Work instructions =>
Could you reproduce every row below word for word, omitting the pictures?

Extracted information =>

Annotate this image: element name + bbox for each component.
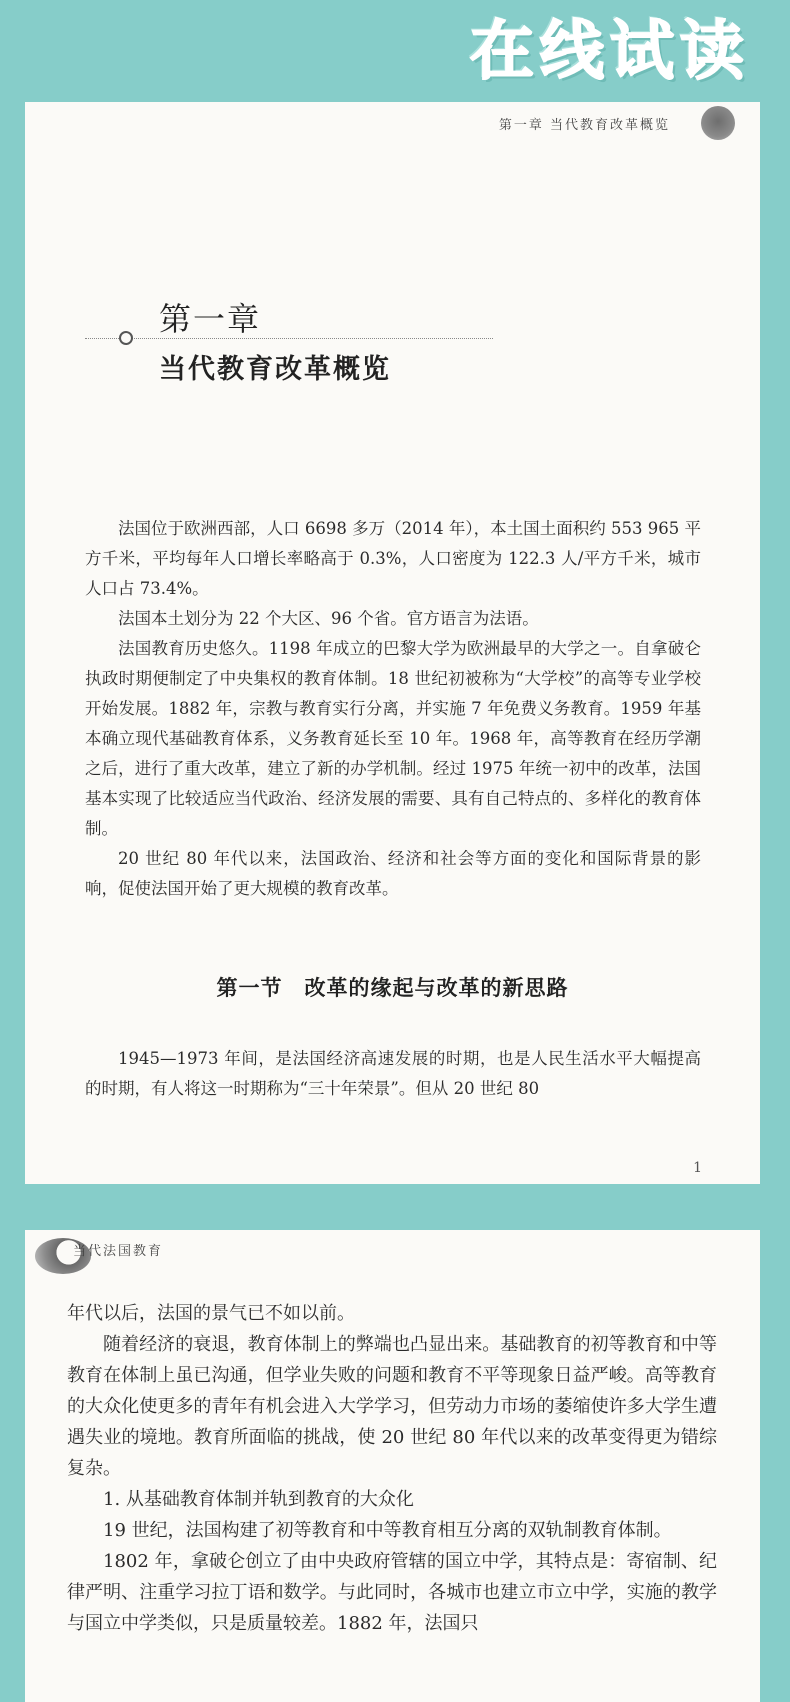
page-text — [67, 1298, 717, 1639]
paragraph: 法国位于欧洲西部，人口 6698 多万（2014 年），本土国土面积约 553 965 平方千米，平均每年人口增长率略高于 0.3%，人口密度为 122.3 人/平方千米，城市人口占 73.4%。 — [85, 519, 701, 598]
paragraph: 年代以后，法国的景气已不如以前。 — [67, 1303, 355, 1324]
section-text — [85, 1044, 701, 1104]
book-page-2 — [25, 1230, 760, 1702]
paragraph: 法国本土划分为 22 个大区、96 个省。官方语言为法语。 — [118, 609, 539, 628]
paragraph: 19 世纪，法国构建了初等教育和中等教育相互分离的双轨制教育体制。 — [103, 1520, 672, 1541]
chapter-intro-text — [85, 514, 701, 904]
header-ornament-icon — [701, 106, 735, 140]
book-page-1 — [25, 102, 760, 1184]
chapter-title: 当代教育改革概览 — [159, 354, 391, 385]
running-head: 当代法国教育 — [73, 1244, 164, 1259]
page-number: 1 — [693, 1160, 702, 1176]
paragraph: 20 世纪 80 年代以来，法国政治、经济和社会等方面的变化和国际背景的影响，促使法国开始了更大规模的教育改革。 — [85, 849, 701, 898]
paragraph: 法国教育历史悠久。1198 年成立的巴黎大学为欧洲最早的大学之一。自拿破仑执政时期便制定了中央集权的教育体制。18 世纪初被称为“大学校”的高等专业学校开始发展。1882 年，宗教与教育实行分离，并实施 7 年免费义务教育。1959 年基本确立现代基础教育体系，义务教育延长至 10 年。1968 年，高等教育在经历学潮之后，进行了重大改革，建立了新的办学机制。经过 1975 年统一初中的改革，法国基本实现了比较适应当代政治、经济发展的需要、具有自己特点的、多样化的教育体制。 — [85, 639, 701, 838]
chapter-bullet-icon — [119, 331, 133, 345]
paragraph: 1945—1973 年间，是法国经济高速发展的时期，也是人民生活水平大幅提高的时期，有人将这一时期称为“三十年荣景”。但从 20 世纪 80 — [85, 1049, 701, 1098]
running-head: 第一章 当代教育改革概览 — [498, 118, 670, 133]
paragraph: 1. 从基础教育体制并轨到教育的大众化 — [103, 1489, 414, 1510]
paragraph: 1802 年，拿破仑创立了由中央政府管辖的国立中学，其特点是：寄宿制、纪律严明、注重学习拉丁语和数学。与此同时，各城市也建立市立中学，实施的教学与国立中学类似，只是质量较差。1882 年，法国只 — [67, 1551, 717, 1634]
paragraph: 随着经济的衰退，教育体制上的弊端也凸显出来。基础教育的初等教育和中等教育在体制上虽已沟通，但学业失败的问题和教育不平等现象日益严峻。高等教育的大众化使更多的青年有机会进入大学学习，但劳动力市场的萎缩使许多大学生遭遇失业的境地。教育所面临的挑战，使 20 世纪 80 年代以来的改革变得更为错综复杂。 — [67, 1334, 717, 1479]
chapter-number: 第一章 — [159, 300, 262, 338]
chapter-divider — [85, 338, 493, 339]
online-preview-banner: 在线试读 — [470, 15, 750, 89]
section-title: 第一节 改革的缘起与改革的新思路 — [216, 976, 569, 1000]
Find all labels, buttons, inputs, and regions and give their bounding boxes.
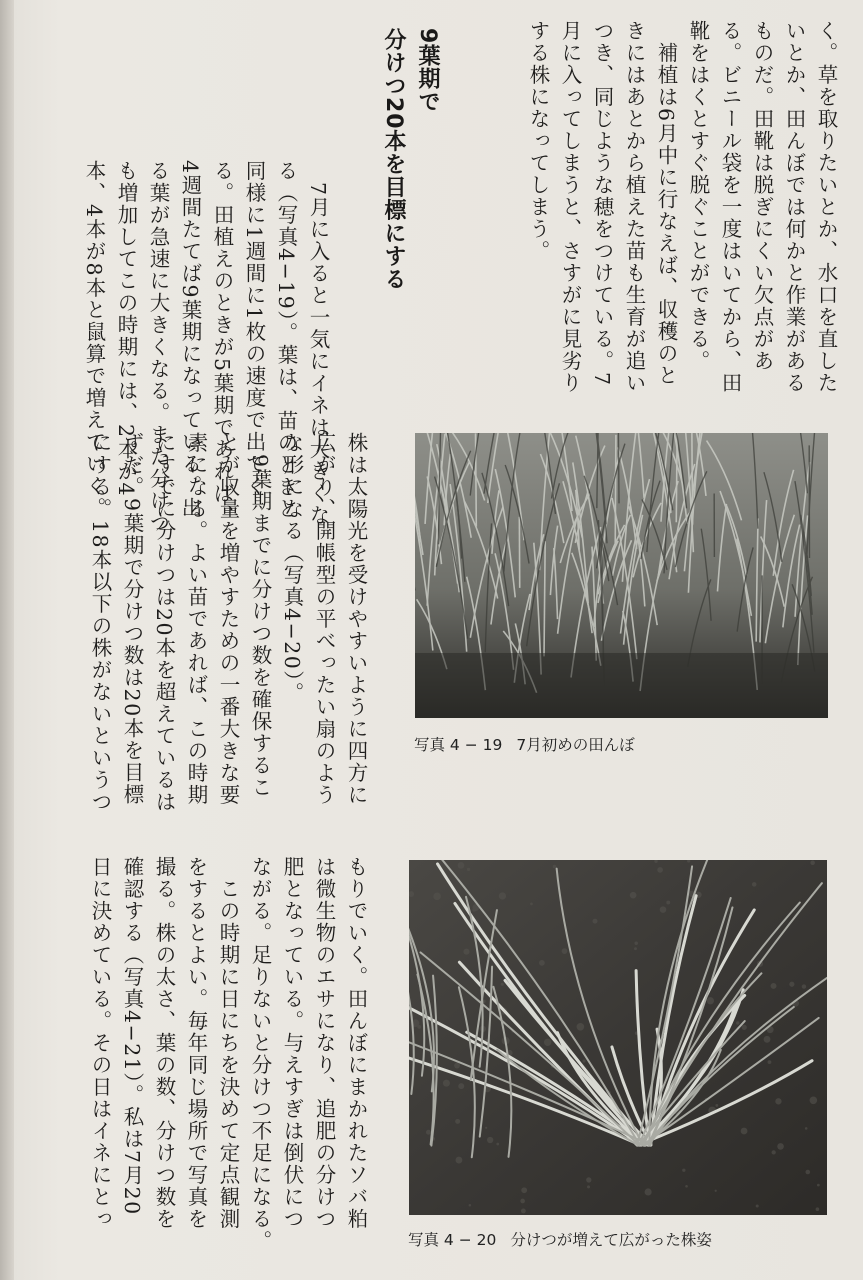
text-line: にする。18本以下の株がないというつ <box>88 432 112 814</box>
text-line: きにはあとから植えた苗も生育が追い <box>622 20 646 394</box>
text-line: も増加してこの時期には、2本が4 <box>114 160 138 498</box>
body-text-top-right <box>462 20 842 420</box>
heading-line: 9葉期で <box>415 28 440 114</box>
photo-caption-4-19 <box>414 733 649 755</box>
body-text-middle <box>32 432 372 817</box>
section-heading <box>364 28 444 328</box>
text-line: る（写真4−19）。葉は、苗のときと <box>274 160 298 521</box>
text-line: する株になってしまう。 <box>526 20 550 262</box>
text-line: 月に入ってしまうと、さすがに見劣り <box>558 20 582 394</box>
text-line: る。ビニール袋を一度はいてから、田 <box>718 20 742 394</box>
caption-number: 写真 4 − 20 <box>408 1231 497 1249</box>
text-line: 4週間たてば9葉期になっている。出 <box>178 160 202 520</box>
text-line: 素になる。よい苗であれば、この時期 <box>184 432 208 806</box>
text-line: つき、同じような穂をつけている。7 <box>590 20 614 387</box>
text-line: る。田植えのときが5葉期であれば、 <box>210 160 234 527</box>
body-text-top-left <box>34 160 334 534</box>
caption-text: 分けつが増えて広がった株姿 <box>510 1231 712 1249</box>
text-line: とが収量を増やすための一番大きな要 <box>216 432 240 806</box>
text-line: 靴をはくとすぐ脱ぐことができる。 <box>686 20 710 372</box>
body-text-bottom <box>32 856 372 1252</box>
photo-rice-field-july <box>415 433 828 718</box>
photo-rice-plant-spread <box>409 860 827 1215</box>
photo-caption-4-20 <box>408 1228 726 1250</box>
text-line: 撮る。株の太さ、葉の数、分けつ数を <box>152 856 176 1230</box>
text-line: にすでに分けつは20本を超えているは <box>152 432 176 814</box>
text-line: 株は太陽光を受けやすいように四方に <box>344 432 368 806</box>
text-line: 肥となっている。与えすぎは倒伏につ <box>280 856 304 1230</box>
caption-text: 7月初めの田んぼ <box>516 736 635 754</box>
text-line: 7月に入ると一気にイネは大きくな <box>306 160 330 527</box>
text-line: る葉が急速に大きくなる。また分けつ <box>146 160 170 534</box>
text-line: 日に決めている。その日はイネにとっ <box>88 856 112 1230</box>
text-line: 確認する（写真4−21）。私は7月20 <box>120 856 144 1216</box>
caption-number: 写真 4 − 19 <box>414 736 503 754</box>
text-line: な形になる（写真4−20）。 <box>280 432 304 705</box>
text-line: く。草を取りたいとか、水口を直した <box>814 20 838 394</box>
text-line: この時期に日にちを決めて定点観測 <box>216 856 240 1230</box>
text-line: 同様に1週間に1枚の速度で出てく <box>242 160 266 498</box>
text-line: 9葉期までに分けつ数を確保するこ <box>248 432 272 799</box>
text-line: ながる。足りないと分けつ不足になる。 <box>248 856 272 1252</box>
page-gutter <box>0 0 14 1280</box>
text-line: 補植は6月中に行なえば、収穫のと <box>654 20 678 387</box>
text-line: は微生物のエサになり、追肥の分けつ <box>312 856 336 1230</box>
text-line: をするとよい。毎年同じ場所で写真を <box>184 856 208 1230</box>
text-line: いとか、田んぼでは何かと作業がある <box>782 20 806 394</box>
text-line: 本、4本が8本と鼠算で増えていく。 <box>82 160 106 520</box>
text-line: ずだ。9葉期で分けつ数は20本を目標 <box>120 432 144 806</box>
text-line: 広がり、開帳型の平べったい扇のよう <box>312 432 336 806</box>
text-line: ものだ。田靴は脱ぎにくい欠点があ <box>750 20 774 372</box>
text-line: もりでいく。田んぼにまかれたソバ粕 <box>344 856 368 1230</box>
heading-line: 分けつ20本を目標にする <box>381 28 406 291</box>
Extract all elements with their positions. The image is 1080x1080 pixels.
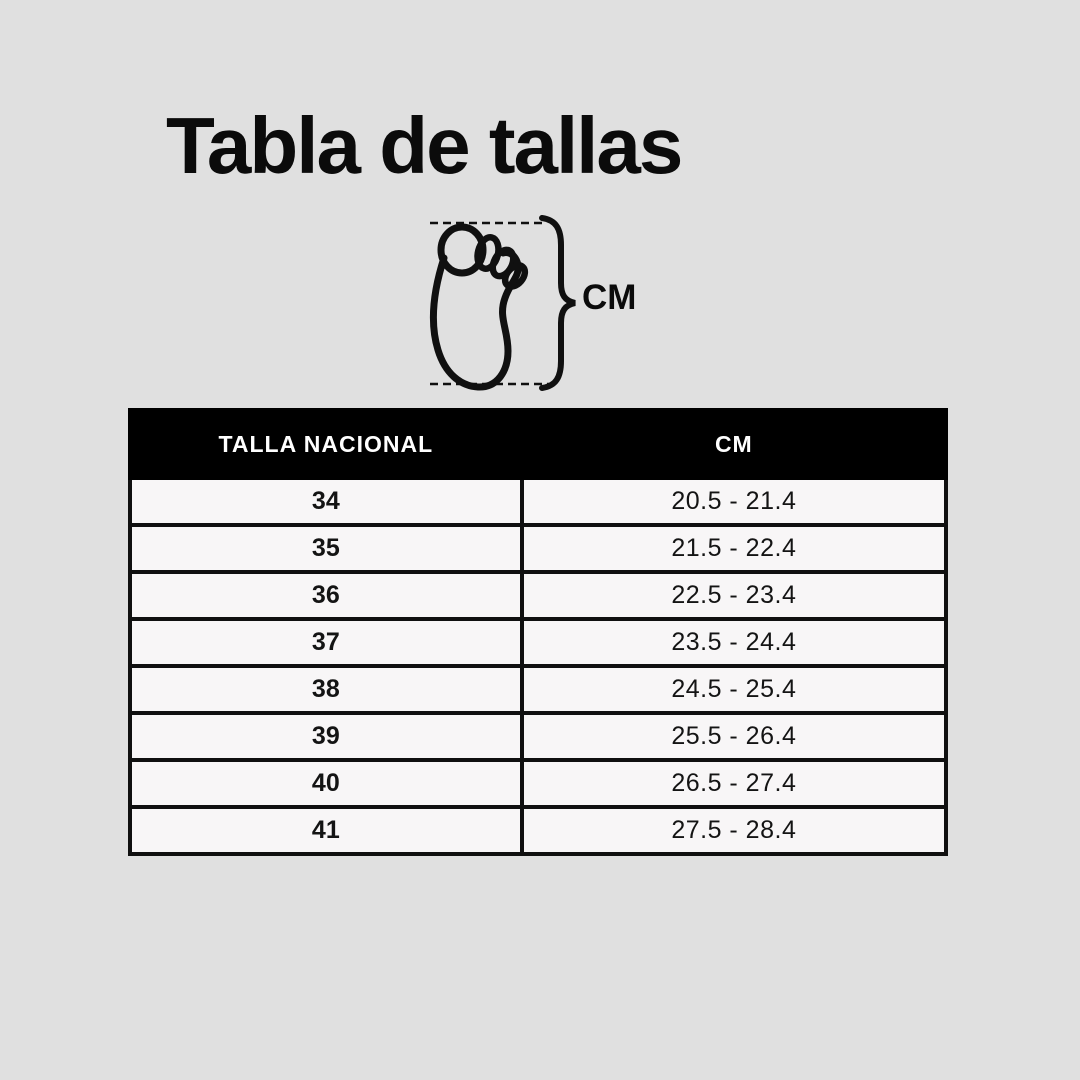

Response for this exercise =>
Annotate this image: element name + bbox for each component.
page-text — [67, 1298, 717, 1639]
paragraph: 法国位于欧洲西部，人口 6698 多万（2014 年），本土国土面积约 553 965 平方千米，平均每年人口增长率略高于 0.3%，人口密度为 122.3 人/平方千米，城市人口占 73.4%。 — [85, 519, 701, 598]
paragraph: 年代以后，法国的景气已不如以前。 — [67, 1303, 355, 1324]
section-text — [85, 1044, 701, 1104]
book-page-2 — [25, 1230, 760, 1702]
paragraph: 法国本土划分为 22 个大区、96 个省。官方语言为法语。 — [118, 609, 539, 628]
paragraph: 19 世纪，法国构建了初等教育和中等教育相互分离的双轨制教育体制。 — [103, 1520, 672, 1541]
chapter-intro-text — [85, 514, 701, 904]
header-ornament-icon — [701, 106, 735, 140]
book-page-1 — [25, 102, 760, 1184]
chapter-title: 当代教育改革概览 — [159, 354, 391, 385]
running-head: 当代法国教育 — [73, 1244, 164, 1259]
page-number: 1 — [693, 1160, 702, 1176]
paragraph: 20 世纪 80 年代以来，法国政治、经济和社会等方面的变化和国际背景的影响，促使法国开始了更大规模的教育改革。 — [85, 849, 701, 898]
paragraph: 法国教育历史悠久。1198 年成立的巴黎大学为欧洲最早的大学之一。自拿破仑执政时期便制定了中央集权的教育体制。18 世纪初被称为“大学校”的高等专业学校开始发展。1882 年，宗教与教育实行分离，并实施 7 年免费义务教育。1959 年基本确立现代基础教育体系，义务教育延长至 10 年。1968 年，高等教育在经历学潮之后，进行了重大改革，建立了新的办学机制。经过 1975 年统一初中的改革，法国基本实现了比较适应当代政治、经济发展的需要、具有自己特点的、多样化的教育体制。 — [85, 639, 701, 838]
chapter-bullet-icon — [119, 331, 133, 345]
paragraph: 1945—1973 年间，是法国经济高速发展的时期，也是人民生活水平大幅提高的时期，有人将这一时期称为“三十年荣景”。但从 20 世纪 80 — [85, 1049, 701, 1098]
running-head: 第一章 当代教育改革概览 — [498, 118, 670, 133]
paragraph: 1. 从基础教育体制并轨到教育的大众化 — [103, 1489, 414, 1510]
paragraph: 1802 年，拿破仑创立了由中央政府管辖的国立中学，其特点是：寄宿制、纪律严明、注重学习拉丁语和数学。与此同时，各城市也建立市立中学，实施的教学与国立中学类似，只是质量较差。1882 年，法国只 — [67, 1551, 717, 1634]
paragraph: 随着经济的衰退，教育体制上的弊端也凸显出来。基础教育的初等教育和中等教育在体制上虽已沟通，但学业失败的问题和教育不平等现象日益严峻。高等教育的大众化使更多的青年有机会进入大学学习，但劳动力市场的萎缩使许多大学生遭遇失业的境地。教育所面临的挑战，使 20 世纪 80 年代以来的改革变得更为错综复杂。 — [67, 1334, 717, 1479]
chapter-number: 第一章 — [159, 300, 262, 338]
chapter-divider — [85, 338, 493, 339]
online-preview-banner: 在线试读 — [470, 15, 750, 89]
section-title: 第一节 改革的缘起与改革的新思路 — [216, 976, 569, 1000]
Find all labels, buttons, inputs, and regions and give their bounding boxes.
text-line: にする。18本以下の株がないというつ <box>88 432 112 814</box>
text-line: きにはあとから植えた苗も生育が追い <box>622 20 646 394</box>
text-line: も増加してこの時期には、2本が4 <box>114 160 138 498</box>
body-text-top-right <box>462 20 842 420</box>
heading-line: 9葉期で <box>415 28 440 114</box>
photo-caption-4-19 <box>414 733 649 755</box>
body-text-middle <box>32 432 372 817</box>
section-heading <box>364 28 444 328</box>
text-line: る（写真4−19）。葉は、苗のときと <box>274 160 298 521</box>
text-line: する株になってしまう。 <box>526 20 550 262</box>
text-line: 月に入ってしまうと、さすがに見劣り <box>558 20 582 394</box>
text-line: る。ビニール袋を一度はいてから、田 <box>718 20 742 394</box>
caption-number: 写真 4 − 20 <box>408 1231 497 1249</box>
text-line: 4週間たてば9葉期になっている。出 <box>178 160 202 520</box>
text-line: 素になる。よい苗であれば、この時期 <box>184 432 208 806</box>
text-line: つき、同じような穂をつけている。7 <box>590 20 614 387</box>
text-line: る。田植えのときが5葉期であれば、 <box>210 160 234 527</box>
body-text-top-left <box>34 160 334 534</box>
caption-text: 分けつが増えて広がった株姿 <box>510 1231 712 1249</box>
text-line: とが収量を増やすための一番大きな要 <box>216 432 240 806</box>
text-line: 靴をはくとすぐ脱ぐことができる。 <box>686 20 710 372</box>
body-text-bottom <box>32 856 372 1252</box>
photo-rice-field-july <box>415 433 828 718</box>
photo-rice-plant-spread <box>409 860 827 1215</box>
photo-caption-4-20 <box>408 1228 726 1250</box>
text-line: 撮る。株の太さ、葉の数、分けつ数を <box>152 856 176 1230</box>
text-line: にすでに分けつは20本を超えているは <box>152 432 176 814</box>
text-line: 株は太陽光を受けやすいように四方に <box>344 432 368 806</box>
text-line: 肥となっている。与えすぎは倒伏につ <box>280 856 304 1230</box>
caption-text: 7月初めの田んぼ <box>516 736 635 754</box>
text-line: 7月に入ると一気にイネは大きくな <box>306 160 330 527</box>
text-line: る葉が急速に大きくなる。また分けつ <box>146 160 170 534</box>
text-line: 日に決めている。その日はイネにとっ <box>88 856 112 1230</box>
text-line: 確認する（写真4−21）。私は7月20 <box>120 856 144 1216</box>
caption-number: 写真 4 − 19 <box>414 736 503 754</box>
text-line: な形になる（写真4−20）。 <box>280 432 304 705</box>
text-line: く。草を取りたいとか、水口を直した <box>814 20 838 394</box>
text-line: この時期に日にちを決めて定点観測 <box>216 856 240 1230</box>
text-line: 同様に1週間に1枚の速度で出てく <box>242 160 266 498</box>
text-line: 9葉期までに分けつ数を確保するこ <box>248 432 272 799</box>
text-line: ながる。足りないと分けつ不足になる。 <box>248 856 272 1252</box>
page-gutter <box>0 0 14 1280</box>
text-line: 補植は6月中に行なえば、収穫のと <box>654 20 678 387</box>
text-line: は微生物のエサになり、追肥の分けつ <box>312 856 336 1230</box>
text-line: をするとよい。毎年同じ場所で写真を <box>184 856 208 1230</box>
text-line: いとか、田んぼでは何かと作業がある <box>782 20 806 394</box>
text-line: 本、4本が8本と鼠算で増えていく。 <box>82 160 106 520</box>
text-line: ずだ。9葉期で分けつ数は20本を目標 <box>120 432 144 806</box>
text-line: 広がり、開帳型の平べったい扇のよう <box>312 432 336 806</box>
text-line: ものだ。田靴は脱ぎにくい欠点があ <box>750 20 774 372</box>
text-line: もりでいく。田んぼにまかれたソバ粕 <box>344 856 368 1230</box>
heading-line: 分けつ20本を目標にする <box>381 28 406 291</box>
Extract all elements with their positions. The image is 1080x1080 pixels.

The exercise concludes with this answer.